### Texte fourni
((
A
l'approche de la Présidentielle tant désirée et redoutée à la fois par de
fringants candidats qui fourbissaient leurs armes, on vit fleurir des jeux de
cartes dont chacun se targuait d'avoir la main gagnante.
A
peine sorti de la navette fluviale de Bercy, le baron Emmanuel surfait sur la
reine de cœur, emportant dans son sillage l'amour de tulipots qui se sentaient
délaissés voire abandonnés.
Son
sourire réchauffait les âmes blessées et ses paroles, d'acier et de miel,
faisaient mouche.
Stella
s'était emparée du roi de pique car si elle s'était débarrassée, non sans
peine, de l'homme qui avait créé un parti de fer et de flamme, son propre père,
elle avait deviné qu'au royaume des Tulipes, une figure féminine devait avoir
un versant masculin pour être entendue au tréfonds des chaumières.
Elle
avait fait sa rentrée politique dans un village qui ne comptait que quelques
âmes : cette manière de jouer en terrain conquis puisque restreint ne la
chagrinait guère. Le proverbe selon lequel "au royaume des aveugles les
borgnes sont rois" semblait ne pas l'atteindre car le but recherché,
c'était de présenter une image conquérante, si possible blonde, à l'ombre d'un
clocher pour rappeler ses racines.
))
### Données
((
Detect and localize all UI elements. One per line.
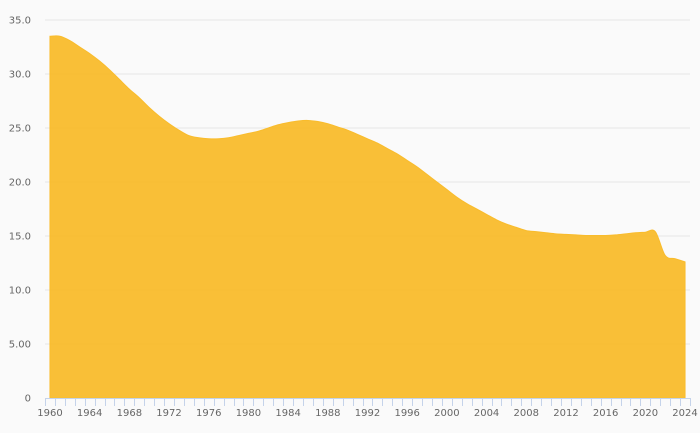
))
### Consignes
1 – D'après le récit sur la course à la Présidentielle, pourquoi Stella s'était-elle emparée du roi de pique ? Répondez en une à trois phrases.
2 – Poursuivez le récit sur la course à la Présidentielle après sa dernière phrase, celle qui se termine par « pour rappeler ses racines ».
Les données proviennent d'une autre source que le texte.

### Réponses
1 – Stella avait deviné qu'au royaume des Tulipes, une figure féminine devait avoir un versant masculin pour être entendue au tréfonds des chaumières.

2 –
De
nombreux candidats se présentaient dans des stations balnéaires, certains
d'obtenir au moins l'assentiment d'un auditoire bercé par les embruns et nourri
de délicieux fruits de mer, ce qui favorisait leur adhésion tacite à des propos
qui sentaient pourtant le réchauffé. L'iode leur rendait la nouveauté et le
poli indispensables à toute écoute favorable.
Quant
au président, il poursuivait stoïquement son bonhomme de chemin et engrangeait
les commandes pourvoyeuses d'emplois et d'enrichissement à l'étranger où on lui
réservait l'accueil chaleureux qu'il n'avait plus dans son royaume.
Il
comptait également sur son joker de charme, celle qui lui servait d'égérie et
d'amoureuse intemporelle que nous appellerons J pour satisfaire à son goût de
la réserve et de la pudique retenue. J faisait la une de la presse avec
bonheur; Jadis elle avait incarné une reine d' Angleterre dans une série des
Rois Maudits dont le peuple se délectait, avec infiniment de charme et de
véracité.
Ce
ne serait sans doute pas à elle de faire la révérence à la reine d'Angleterre
actuelle si leurs chemins venaient à se croiser. C'est en égale qu'elle
pourrait la saluer !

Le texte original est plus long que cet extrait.